◆ DATASET EXCERPTS ◆
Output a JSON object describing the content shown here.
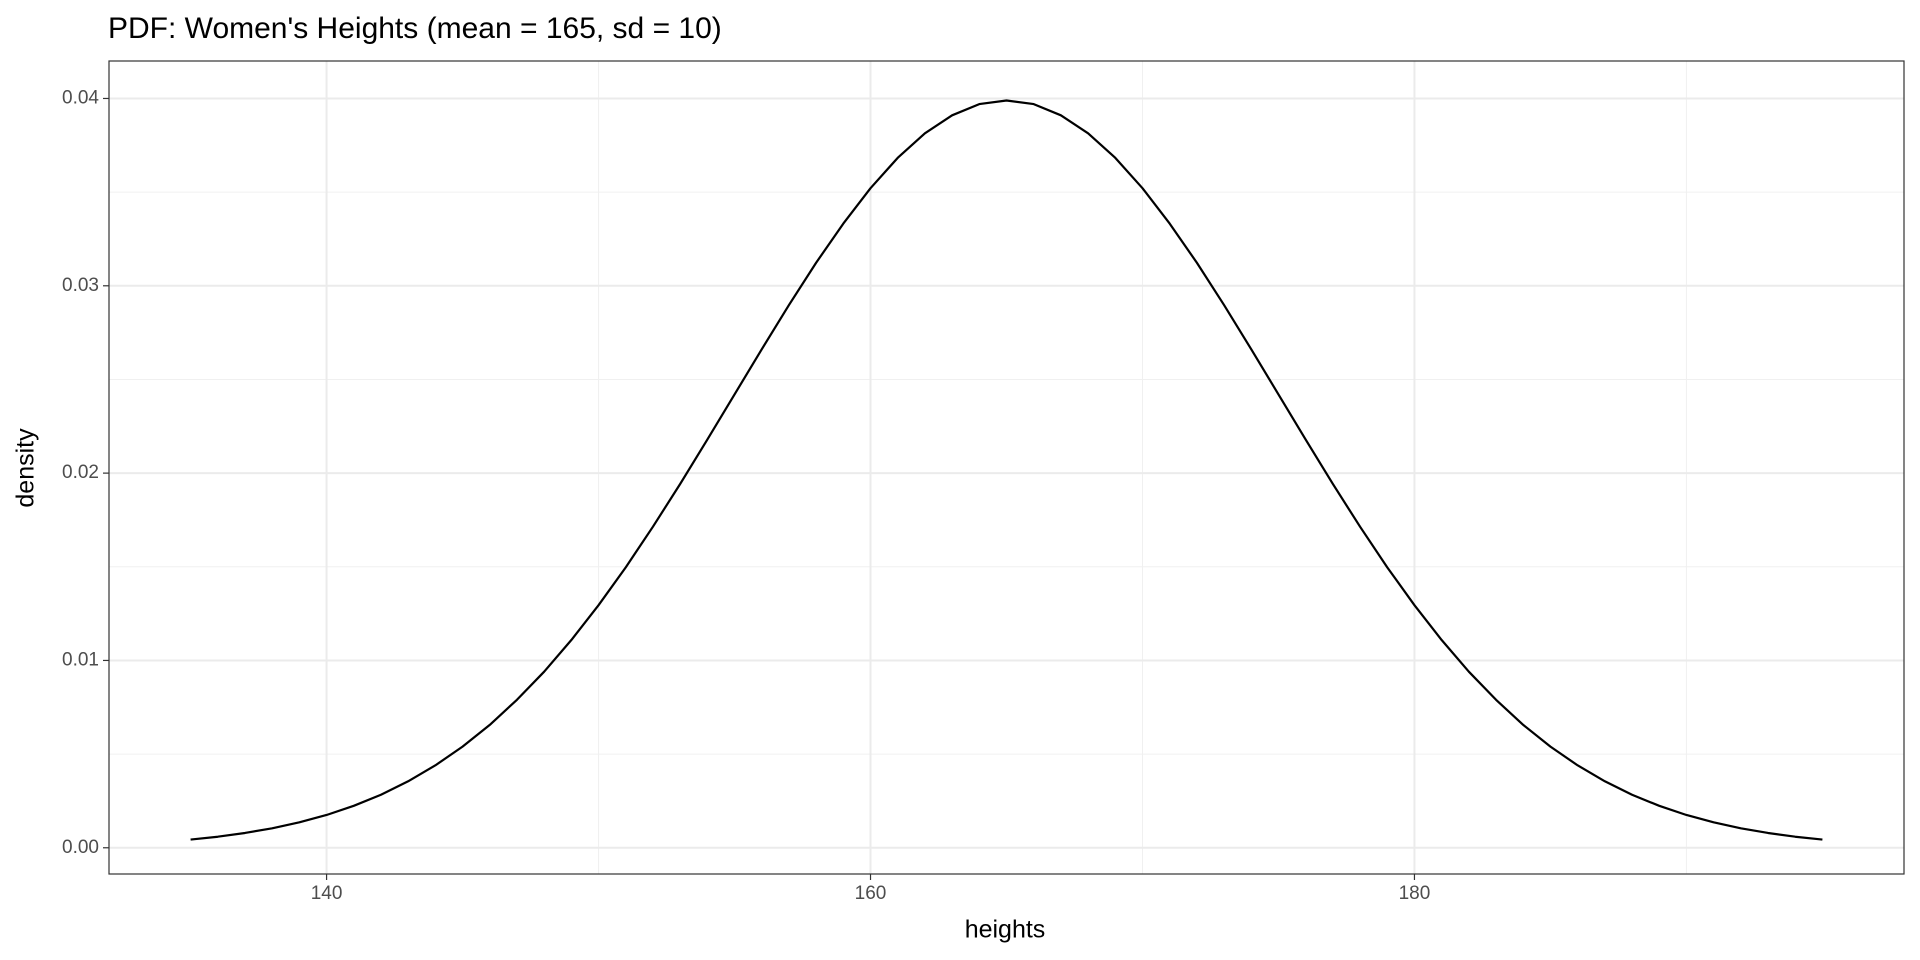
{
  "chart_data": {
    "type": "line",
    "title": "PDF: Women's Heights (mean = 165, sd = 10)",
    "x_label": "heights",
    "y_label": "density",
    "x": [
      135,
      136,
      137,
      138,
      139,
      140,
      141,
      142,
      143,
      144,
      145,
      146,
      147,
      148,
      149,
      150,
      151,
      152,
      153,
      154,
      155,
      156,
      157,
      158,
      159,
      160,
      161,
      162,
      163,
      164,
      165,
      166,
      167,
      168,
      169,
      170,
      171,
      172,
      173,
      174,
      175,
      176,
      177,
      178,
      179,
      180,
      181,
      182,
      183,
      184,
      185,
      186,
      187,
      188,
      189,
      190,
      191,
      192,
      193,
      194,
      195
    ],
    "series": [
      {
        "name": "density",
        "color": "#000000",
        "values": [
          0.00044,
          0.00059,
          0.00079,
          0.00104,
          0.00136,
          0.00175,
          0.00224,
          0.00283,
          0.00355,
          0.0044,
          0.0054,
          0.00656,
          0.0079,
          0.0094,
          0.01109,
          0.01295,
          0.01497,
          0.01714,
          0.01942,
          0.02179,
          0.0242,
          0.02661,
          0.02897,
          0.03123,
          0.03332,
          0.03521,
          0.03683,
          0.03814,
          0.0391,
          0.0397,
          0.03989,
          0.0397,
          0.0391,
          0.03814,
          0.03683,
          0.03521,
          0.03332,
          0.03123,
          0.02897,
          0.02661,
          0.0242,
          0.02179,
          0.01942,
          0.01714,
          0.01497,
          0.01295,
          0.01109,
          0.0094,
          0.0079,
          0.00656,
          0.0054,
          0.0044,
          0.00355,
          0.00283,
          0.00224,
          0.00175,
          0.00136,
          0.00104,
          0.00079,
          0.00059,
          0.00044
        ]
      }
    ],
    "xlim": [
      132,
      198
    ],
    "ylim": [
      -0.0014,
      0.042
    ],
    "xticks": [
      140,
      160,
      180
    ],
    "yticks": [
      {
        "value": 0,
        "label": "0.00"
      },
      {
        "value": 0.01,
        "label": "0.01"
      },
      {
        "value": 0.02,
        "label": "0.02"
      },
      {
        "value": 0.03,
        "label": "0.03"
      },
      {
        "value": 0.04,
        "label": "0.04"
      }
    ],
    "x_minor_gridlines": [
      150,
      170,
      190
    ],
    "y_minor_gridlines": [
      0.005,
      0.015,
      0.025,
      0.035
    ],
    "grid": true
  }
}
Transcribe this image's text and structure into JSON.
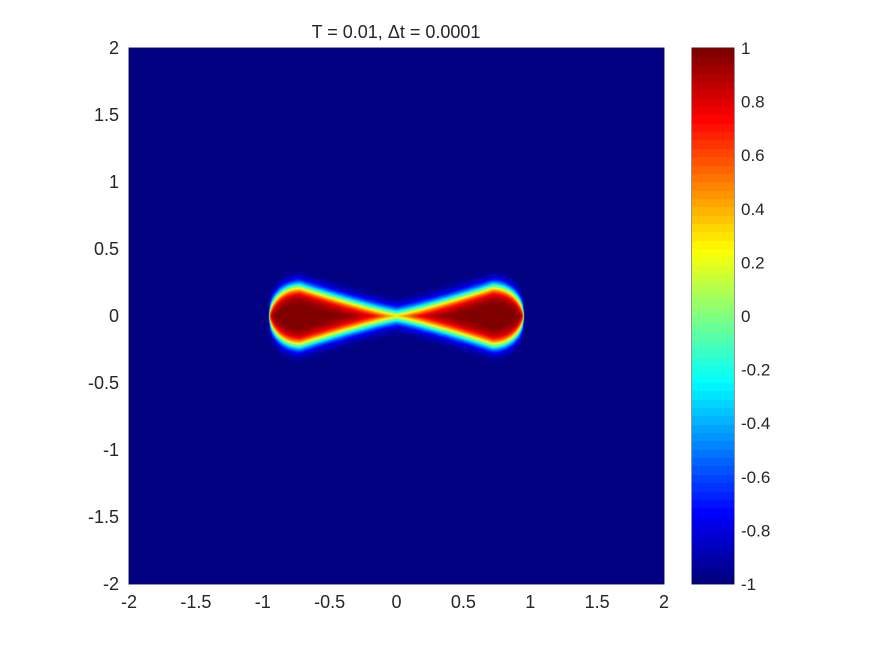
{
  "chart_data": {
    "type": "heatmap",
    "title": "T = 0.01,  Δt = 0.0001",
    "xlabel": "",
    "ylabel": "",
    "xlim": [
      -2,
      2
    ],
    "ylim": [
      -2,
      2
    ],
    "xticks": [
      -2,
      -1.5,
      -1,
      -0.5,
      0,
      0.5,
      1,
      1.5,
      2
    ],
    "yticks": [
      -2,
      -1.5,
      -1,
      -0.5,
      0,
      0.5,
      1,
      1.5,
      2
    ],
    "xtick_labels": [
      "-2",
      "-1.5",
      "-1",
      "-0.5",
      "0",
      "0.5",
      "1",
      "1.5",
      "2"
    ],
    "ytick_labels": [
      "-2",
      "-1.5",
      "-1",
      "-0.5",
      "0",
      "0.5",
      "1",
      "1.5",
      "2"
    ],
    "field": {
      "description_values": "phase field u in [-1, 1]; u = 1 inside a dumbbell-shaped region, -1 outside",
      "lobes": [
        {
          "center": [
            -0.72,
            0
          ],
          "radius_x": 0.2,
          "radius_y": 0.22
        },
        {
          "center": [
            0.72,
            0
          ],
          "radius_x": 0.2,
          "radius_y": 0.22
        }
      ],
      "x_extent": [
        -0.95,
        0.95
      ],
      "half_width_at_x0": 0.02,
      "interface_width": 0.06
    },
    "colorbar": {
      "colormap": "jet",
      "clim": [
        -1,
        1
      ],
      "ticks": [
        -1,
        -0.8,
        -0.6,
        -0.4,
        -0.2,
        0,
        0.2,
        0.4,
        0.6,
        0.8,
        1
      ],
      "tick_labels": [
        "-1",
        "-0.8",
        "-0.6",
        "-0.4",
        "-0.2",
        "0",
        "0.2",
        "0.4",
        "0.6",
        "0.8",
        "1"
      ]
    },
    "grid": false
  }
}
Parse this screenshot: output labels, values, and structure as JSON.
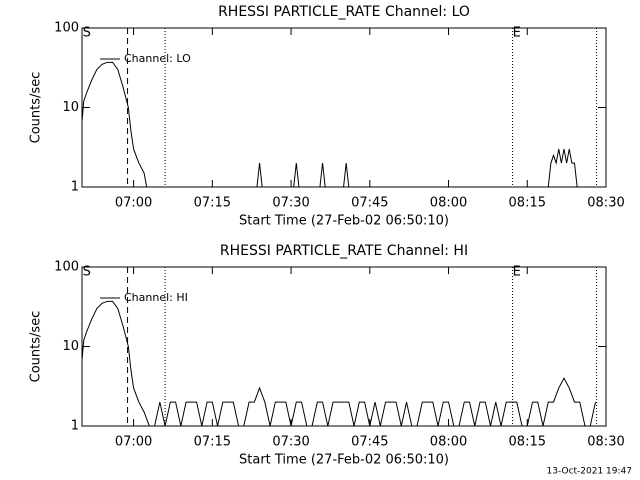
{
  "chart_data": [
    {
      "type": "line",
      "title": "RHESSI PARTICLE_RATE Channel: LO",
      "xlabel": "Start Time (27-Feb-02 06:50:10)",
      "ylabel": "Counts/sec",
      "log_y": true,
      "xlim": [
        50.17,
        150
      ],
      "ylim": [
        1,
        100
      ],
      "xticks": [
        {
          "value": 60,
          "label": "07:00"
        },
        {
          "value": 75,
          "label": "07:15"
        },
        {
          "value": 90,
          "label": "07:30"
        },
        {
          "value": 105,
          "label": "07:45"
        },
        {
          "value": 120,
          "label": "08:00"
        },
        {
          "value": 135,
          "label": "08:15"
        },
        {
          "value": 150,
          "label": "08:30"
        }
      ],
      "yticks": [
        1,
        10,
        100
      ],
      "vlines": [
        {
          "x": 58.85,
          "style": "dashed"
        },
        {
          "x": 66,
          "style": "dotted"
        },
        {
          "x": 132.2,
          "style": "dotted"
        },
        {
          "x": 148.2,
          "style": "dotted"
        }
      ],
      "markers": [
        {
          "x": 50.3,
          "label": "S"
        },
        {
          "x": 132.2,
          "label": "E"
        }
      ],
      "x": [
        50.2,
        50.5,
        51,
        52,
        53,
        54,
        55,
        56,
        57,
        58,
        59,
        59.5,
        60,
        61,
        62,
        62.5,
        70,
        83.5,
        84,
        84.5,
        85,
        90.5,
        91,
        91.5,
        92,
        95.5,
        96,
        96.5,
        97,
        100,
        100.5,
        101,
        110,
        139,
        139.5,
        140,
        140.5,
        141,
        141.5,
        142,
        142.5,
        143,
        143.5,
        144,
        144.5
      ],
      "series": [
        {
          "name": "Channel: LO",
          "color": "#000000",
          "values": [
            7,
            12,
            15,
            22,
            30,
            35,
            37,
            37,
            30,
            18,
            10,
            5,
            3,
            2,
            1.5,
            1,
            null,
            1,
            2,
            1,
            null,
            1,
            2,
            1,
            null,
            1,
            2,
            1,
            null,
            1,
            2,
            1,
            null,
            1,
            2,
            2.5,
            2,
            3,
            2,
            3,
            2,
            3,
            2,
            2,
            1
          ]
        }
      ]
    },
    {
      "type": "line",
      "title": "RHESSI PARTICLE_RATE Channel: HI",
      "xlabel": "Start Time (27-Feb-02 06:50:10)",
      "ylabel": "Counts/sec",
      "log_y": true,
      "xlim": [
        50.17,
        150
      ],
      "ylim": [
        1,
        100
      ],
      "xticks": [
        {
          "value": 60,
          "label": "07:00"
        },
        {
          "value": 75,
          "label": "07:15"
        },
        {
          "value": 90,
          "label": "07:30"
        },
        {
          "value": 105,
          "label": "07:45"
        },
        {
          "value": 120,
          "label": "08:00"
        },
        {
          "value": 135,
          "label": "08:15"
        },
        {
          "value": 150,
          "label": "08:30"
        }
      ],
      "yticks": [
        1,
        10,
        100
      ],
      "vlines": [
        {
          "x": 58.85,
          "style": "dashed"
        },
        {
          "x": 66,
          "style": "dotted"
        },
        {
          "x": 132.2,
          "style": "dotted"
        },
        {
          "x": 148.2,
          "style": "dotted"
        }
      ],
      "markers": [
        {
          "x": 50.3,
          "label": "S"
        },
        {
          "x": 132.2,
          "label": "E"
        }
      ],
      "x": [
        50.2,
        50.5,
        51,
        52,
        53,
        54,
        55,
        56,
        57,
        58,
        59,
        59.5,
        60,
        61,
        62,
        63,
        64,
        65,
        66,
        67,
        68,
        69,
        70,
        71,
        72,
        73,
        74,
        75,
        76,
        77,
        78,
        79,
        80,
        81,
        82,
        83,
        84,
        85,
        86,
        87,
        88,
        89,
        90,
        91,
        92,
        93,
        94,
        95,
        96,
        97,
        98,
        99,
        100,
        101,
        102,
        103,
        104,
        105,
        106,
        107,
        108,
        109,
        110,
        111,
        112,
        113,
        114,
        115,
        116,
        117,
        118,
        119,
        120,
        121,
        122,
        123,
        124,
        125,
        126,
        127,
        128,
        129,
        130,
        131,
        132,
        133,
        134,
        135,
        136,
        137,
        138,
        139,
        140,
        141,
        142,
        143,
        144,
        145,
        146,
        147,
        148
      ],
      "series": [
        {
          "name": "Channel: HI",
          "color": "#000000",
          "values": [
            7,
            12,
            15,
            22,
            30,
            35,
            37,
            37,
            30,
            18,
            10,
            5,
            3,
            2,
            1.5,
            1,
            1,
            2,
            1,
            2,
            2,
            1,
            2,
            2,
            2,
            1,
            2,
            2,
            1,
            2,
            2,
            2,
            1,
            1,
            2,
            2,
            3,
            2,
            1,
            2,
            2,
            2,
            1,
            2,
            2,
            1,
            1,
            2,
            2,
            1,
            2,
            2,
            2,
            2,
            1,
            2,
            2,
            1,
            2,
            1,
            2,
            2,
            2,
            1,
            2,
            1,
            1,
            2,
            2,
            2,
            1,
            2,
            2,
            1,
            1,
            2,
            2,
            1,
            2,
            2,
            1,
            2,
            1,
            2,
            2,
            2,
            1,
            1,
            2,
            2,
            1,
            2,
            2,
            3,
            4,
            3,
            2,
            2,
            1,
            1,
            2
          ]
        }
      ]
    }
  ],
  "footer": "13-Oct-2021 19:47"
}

◆ INSTRUCTIONS FOR THE TASK ◆
Copy each line of the records containing the string "field".

◆ EXERCISE RESPONSE ◆
    "field": {
      "description_values": "phase field u in [-1, 1]; u = 1 inside a dumbbell-shaped region, -1 outside",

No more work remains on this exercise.